(Stored data)
----------
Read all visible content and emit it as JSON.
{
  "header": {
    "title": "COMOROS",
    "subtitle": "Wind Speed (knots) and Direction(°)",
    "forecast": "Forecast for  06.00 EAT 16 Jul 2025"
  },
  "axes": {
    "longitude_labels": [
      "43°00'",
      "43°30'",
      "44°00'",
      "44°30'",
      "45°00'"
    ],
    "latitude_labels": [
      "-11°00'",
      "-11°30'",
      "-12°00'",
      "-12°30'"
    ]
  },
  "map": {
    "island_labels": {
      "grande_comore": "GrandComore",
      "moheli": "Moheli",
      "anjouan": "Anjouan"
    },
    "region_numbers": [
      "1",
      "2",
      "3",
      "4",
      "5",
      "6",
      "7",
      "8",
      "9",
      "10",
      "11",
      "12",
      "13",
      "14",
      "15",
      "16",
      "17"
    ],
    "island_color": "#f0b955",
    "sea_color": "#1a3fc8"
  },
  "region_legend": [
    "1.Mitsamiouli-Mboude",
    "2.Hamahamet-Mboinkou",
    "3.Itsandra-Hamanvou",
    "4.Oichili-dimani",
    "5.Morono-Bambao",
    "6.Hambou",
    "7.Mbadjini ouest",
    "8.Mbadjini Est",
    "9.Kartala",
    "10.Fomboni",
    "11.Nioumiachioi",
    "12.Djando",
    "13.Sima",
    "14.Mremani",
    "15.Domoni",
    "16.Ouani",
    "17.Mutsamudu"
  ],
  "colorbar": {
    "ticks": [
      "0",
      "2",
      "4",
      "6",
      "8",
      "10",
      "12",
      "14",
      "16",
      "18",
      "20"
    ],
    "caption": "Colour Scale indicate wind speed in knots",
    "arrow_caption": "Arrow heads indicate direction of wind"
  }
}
----------
* **BRIEF**:
Repeat the records above exactly, from the first line to the last.

* **EXERCISE RESULT**:
Read all visible content and emit it as JSON.
{
  "header": {
    "title": "COMOROS",
    "subtitle": "Wind Speed (knots) and Direction(°)",
    "forecast": "Forecast for  06.00 EAT 16 Jul 2025"
  },
  "axes": {
    "longitude_labels": [
      "43°00'",
      "43°30'",
      "44°00'",
      "44°30'",
      "45°00'"
    ],
    "latitude_labels": [
      "-11°00'",
      "-11°30'",
      "-12°00'",
      "-12°30'"
    ]
  },
  "map": {
    "island_labels": {
      "grande_comore": "GrandComore",
      "moheli": "Moheli",
      "anjouan": "Anjouan"
    },
    "region_numbers": [
      "1",
      "2",
      "3",
      "4",
      "5",
      "6",
      "7",
      "8",
      "9",
      "10",
      "11",
      "12",
      "13",
      "14",
      "15",
      "16",
      "17"
    ],
    "island_color": "#f0b955",
    "sea_color": "#1a3fc8"
  },
  "region_legend": [
    "1.Mitsamiouli-Mboude",
    "2.Hamahamet-Mboinkou",
    "3.Itsandra-Hamanvou",
    "4.Oichili-dimani",
    "5.Morono-Bambao",
    "6.Hambou",
    "7.Mbadjini ouest",
    "8.Mbadjini Est",
    "9.Kartala",
    "10.Fomboni",
    "11.Nioumiachioi",
    "12.Djando",
    "13.Sima",
    "14.Mremani",
    "15.Domoni",
    "16.Ouani",
    "17.Mutsamudu"
  ],
  "colorbar": {
    "ticks": [
      "0",
      "2",
      "4",
      "6",
      "8",
      "10",
      "12",
      "14",
      "16",
      "18",
      "20"
    ],
    "caption": "Colour Scale indicate wind speed in knots",
    "arrow_caption": "Arrow heads indicate direction of wind"
  }
}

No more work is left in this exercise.